THE TASK: Repeat all entries exactly.
──────── ENTRIES SHOWN ────────
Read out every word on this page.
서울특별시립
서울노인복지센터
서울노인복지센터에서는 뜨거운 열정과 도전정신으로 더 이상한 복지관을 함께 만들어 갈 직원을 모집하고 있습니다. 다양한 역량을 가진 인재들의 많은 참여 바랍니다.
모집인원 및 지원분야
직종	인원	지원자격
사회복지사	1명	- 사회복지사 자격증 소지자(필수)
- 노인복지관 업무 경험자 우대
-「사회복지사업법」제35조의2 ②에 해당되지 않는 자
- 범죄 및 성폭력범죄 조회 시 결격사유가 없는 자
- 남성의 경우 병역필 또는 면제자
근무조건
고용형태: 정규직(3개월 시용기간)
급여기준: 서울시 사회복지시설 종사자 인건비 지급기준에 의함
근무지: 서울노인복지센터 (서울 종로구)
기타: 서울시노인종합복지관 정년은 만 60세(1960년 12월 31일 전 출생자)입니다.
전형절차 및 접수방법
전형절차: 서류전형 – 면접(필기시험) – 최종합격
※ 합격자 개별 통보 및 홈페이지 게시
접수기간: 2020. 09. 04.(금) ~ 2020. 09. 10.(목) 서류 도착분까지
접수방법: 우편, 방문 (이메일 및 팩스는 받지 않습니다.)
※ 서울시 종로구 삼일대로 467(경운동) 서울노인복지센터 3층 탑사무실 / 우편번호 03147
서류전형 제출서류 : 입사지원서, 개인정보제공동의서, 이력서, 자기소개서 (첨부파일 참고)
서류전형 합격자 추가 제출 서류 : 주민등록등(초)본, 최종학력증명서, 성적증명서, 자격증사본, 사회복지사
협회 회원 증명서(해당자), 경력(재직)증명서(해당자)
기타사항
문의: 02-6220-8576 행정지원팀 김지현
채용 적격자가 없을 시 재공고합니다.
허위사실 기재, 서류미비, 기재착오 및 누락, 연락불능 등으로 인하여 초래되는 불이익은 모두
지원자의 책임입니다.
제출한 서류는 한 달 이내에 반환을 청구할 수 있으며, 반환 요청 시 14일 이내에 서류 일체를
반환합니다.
────────
EXERCISE SOLUTION:
Read out every word on this page.
서울특별시립
서울노인복지센터
서울노인복지센터에서는 뜨거운 열정과 도전정신으로 더 이상한 복지관을 함께 만들어 갈 직원을 모집하고 있습니다. 다양한 역량을 가진 인재들의 많은 참여 바랍니다.
모집인원 및 지원분야
직종	인원	지원자격
사회복지사	1명	- 사회복지사 자격증 소지자(필수)
- 노인복지관 업무 경험자 우대
-「사회복지사업법」제35조의2 ②에 해당되지 않는 자
- 범죄 및 성폭력범죄 조회 시 결격사유가 없는 자
- 남성의 경우 병역필 또는 면제자
근무조건
고용형태: 정규직(3개월 시용기간)
급여기준: 서울시 사회복지시설 종사자 인건비 지급기준에 의함
근무지: 서울노인복지센터 (서울 종로구)
기타: 서울시노인종합복지관 정년은 만 60세(1960년 12월 31일 전 출생자)입니다.
전형절차 및 접수방법
전형절차: 서류전형 – 면접(필기시험) – 최종합격
※ 합격자 개별 통보 및 홈페이지 게시
접수기간: 2020. 09. 04.(금) ~ 2020. 09. 10.(목) 서류 도착분까지
접수방법: 우편, 방문 (이메일 및 팩스는 받지 않습니다.)
※ 서울시 종로구 삼일대로 467(경운동) 서울노인복지센터 3층 탑사무실 / 우편번호 03147
서류전형 제출서류 : 입사지원서, 개인정보제공동의서, 이력서, 자기소개서 (첨부파일 참고)
서류전형 합격자 추가 제출 서류 : 주민등록등(초)본, 최종학력증명서, 성적증명서, 자격증사본, 사회복지사
협회 회원 증명서(해당자), 경력(재직)증명서(해당자)
기타사항
문의: 02-6220-8576 행정지원팀 김지현
채용 적격자가 없을 시 재공고합니다.
허위사실 기재, 서류미비, 기재착오 및 누락, 연락불능 등으로 인하여 초래되는 불이익은 모두
지원자의 책임입니다.
제출한 서류는 한 달 이내에 반환을 청구할 수 있으며, 반환 요청 시 14일 이내에 서류 일체를
반환합니다.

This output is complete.